- Source document
========================================
[llvm-toolchain v3.8.1] LTO: Linking clang hangs with ld.gold and LLVMgold.so plugin


unfortunately, my build somehow hangs when linking clang binary and my
system is in an unusable state.

My toolchain is clang-3.8, gold-1.11 and LLVMgold.so from binutils
v2.26.1 (both selfmade) and LTO-flag is enabled.
My buildsystem uses cmake-3.6.0 and ninja-1.7.1 (both prebuilt).
I have 52 last steps left in my 3rd build.

My Linux-kernel is v3.13.0-92 from official Ubuntu repositories.

On my Ubuntu/precise AMD64 I have ***4GiB RAM and 256MiB SWAP***.
Is this not enough RAM/SWAP for building/linking?

Need some additional informations?

Any help appreciated.

- Sedat -

[1] http://llvm.org/docs/GoldPlugin.html

P.S.: More informations...

[ First toolchain build ]

I built a 1st llvm-toolchain v3.8.1 with GCC v4.9.2 and binutils v2.22.
No speedup settings, no extra-patches applied etc.

[ Selfmade binutils ]

As binutils v2.22 was somehow not able to generate a LLVMgold.so on
Ubuntu/precise AMD64, I have built binutils v2.26.1 manually and use
all its binaries for building/linking (GOLD for linking).

[ 2nd llvm-toolchain LLVMgold.so ]

In a 2nd llvm-toolchain v3.8.1 build a LLVMgold.so was generated.
========================================
- Task requirements
1. Reproduce the part of the clang linking post between "[ First toolchain" and "LLVMgold.so was generated.", inclusive.
2. Decide whether each statement below agrees with the clang linking post, and answer yes or no with the deciding words quoted from it. (a) The poster has 12 steps left in the third build. (b) The first toolchain build was made with GCC v4.9.2. (c) The poster built cmake and ninja by hand.
========================================
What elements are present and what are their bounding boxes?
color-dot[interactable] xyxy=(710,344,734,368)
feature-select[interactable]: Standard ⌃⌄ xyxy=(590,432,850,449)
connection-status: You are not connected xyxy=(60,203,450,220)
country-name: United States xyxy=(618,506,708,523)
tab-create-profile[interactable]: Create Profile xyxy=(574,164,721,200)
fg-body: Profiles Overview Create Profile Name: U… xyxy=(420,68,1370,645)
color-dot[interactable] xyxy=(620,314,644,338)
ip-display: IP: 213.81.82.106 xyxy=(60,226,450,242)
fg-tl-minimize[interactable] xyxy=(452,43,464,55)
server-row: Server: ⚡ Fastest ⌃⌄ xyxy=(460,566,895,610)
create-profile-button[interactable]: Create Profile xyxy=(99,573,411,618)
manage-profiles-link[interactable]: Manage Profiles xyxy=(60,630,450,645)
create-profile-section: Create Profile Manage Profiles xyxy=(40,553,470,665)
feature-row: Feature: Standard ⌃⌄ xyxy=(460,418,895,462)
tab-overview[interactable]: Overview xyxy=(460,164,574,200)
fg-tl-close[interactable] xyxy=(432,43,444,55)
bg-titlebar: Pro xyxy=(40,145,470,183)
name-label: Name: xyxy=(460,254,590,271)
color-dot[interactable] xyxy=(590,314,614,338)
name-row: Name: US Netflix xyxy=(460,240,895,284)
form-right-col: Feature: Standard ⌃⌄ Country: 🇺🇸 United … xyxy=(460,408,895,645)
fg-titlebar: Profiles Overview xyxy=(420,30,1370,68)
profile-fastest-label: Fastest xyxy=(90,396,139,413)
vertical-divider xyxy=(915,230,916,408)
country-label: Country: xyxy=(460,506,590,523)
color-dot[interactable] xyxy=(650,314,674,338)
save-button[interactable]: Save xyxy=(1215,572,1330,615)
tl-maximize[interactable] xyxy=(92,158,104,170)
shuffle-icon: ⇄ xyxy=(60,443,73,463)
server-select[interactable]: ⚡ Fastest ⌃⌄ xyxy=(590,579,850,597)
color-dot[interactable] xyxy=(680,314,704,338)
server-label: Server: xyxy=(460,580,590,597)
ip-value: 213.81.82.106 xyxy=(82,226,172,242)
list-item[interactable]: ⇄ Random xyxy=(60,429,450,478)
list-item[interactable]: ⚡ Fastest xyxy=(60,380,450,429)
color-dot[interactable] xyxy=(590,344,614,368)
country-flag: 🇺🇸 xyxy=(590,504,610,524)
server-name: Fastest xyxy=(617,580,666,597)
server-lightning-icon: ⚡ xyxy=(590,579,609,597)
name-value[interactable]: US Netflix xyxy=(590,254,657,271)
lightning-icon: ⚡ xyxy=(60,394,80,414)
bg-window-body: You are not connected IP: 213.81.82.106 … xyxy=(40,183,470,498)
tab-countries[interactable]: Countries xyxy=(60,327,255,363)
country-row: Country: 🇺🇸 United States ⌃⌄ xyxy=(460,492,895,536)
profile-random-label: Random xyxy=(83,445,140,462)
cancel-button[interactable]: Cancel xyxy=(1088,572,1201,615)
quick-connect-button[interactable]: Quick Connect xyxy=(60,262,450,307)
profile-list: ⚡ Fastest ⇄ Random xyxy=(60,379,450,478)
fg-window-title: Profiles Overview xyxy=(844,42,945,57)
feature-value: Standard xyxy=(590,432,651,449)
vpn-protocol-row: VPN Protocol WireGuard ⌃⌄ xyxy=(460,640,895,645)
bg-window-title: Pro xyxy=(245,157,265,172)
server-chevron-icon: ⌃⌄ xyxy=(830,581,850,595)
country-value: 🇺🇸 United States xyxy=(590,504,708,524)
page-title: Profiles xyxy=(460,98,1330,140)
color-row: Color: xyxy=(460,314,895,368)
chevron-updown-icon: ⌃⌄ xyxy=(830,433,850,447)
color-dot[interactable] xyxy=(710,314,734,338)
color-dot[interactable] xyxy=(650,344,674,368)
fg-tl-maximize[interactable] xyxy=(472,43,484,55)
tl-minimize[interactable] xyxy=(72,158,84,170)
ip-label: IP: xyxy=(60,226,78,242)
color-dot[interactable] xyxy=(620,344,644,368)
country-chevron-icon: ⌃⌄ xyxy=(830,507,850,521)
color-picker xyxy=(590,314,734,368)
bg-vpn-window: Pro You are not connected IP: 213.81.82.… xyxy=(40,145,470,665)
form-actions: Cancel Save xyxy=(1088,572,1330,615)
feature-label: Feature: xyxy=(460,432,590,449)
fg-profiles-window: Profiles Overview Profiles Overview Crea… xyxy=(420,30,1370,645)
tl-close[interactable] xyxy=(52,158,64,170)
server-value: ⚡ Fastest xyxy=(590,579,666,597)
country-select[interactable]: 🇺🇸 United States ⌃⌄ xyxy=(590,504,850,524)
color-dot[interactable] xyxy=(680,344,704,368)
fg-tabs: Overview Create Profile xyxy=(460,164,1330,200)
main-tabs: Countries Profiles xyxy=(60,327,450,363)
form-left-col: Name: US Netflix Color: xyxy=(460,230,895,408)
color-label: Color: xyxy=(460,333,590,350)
========================================
- Answer set
1.
[ First toolchain build ]

I built a 1st llvm-toolchain v3.8.1 with GCC v4.9.2 and binutils v2.22.
No speedup settings, no extra-patches applied etc.

[ Selfmade binutils ]

As binutils v2.22 was somehow not able to generate a LLVMgold.so on
Ubuntu/precise AMD64, I have built binutils v2.26.1 manually and use
all its binaries for building/linking (GOLD for linking).

[ 2nd llvm-toolchain LLVMgold.so ]

In a 2nd llvm-toolchain v3.8.1 build a LLVMgold.so was generated.

2.
(a) No: "I have 52 last steps left in my 3rd build."
(b) Yes: "I built a 1st llvm-toolchain v3.8.1 with GCC v4.9.2 and binutils v2.22."
(c) No: "My buildsystem uses cmake-3.6.0 and ninja-1.7.1 (both prebuilt)."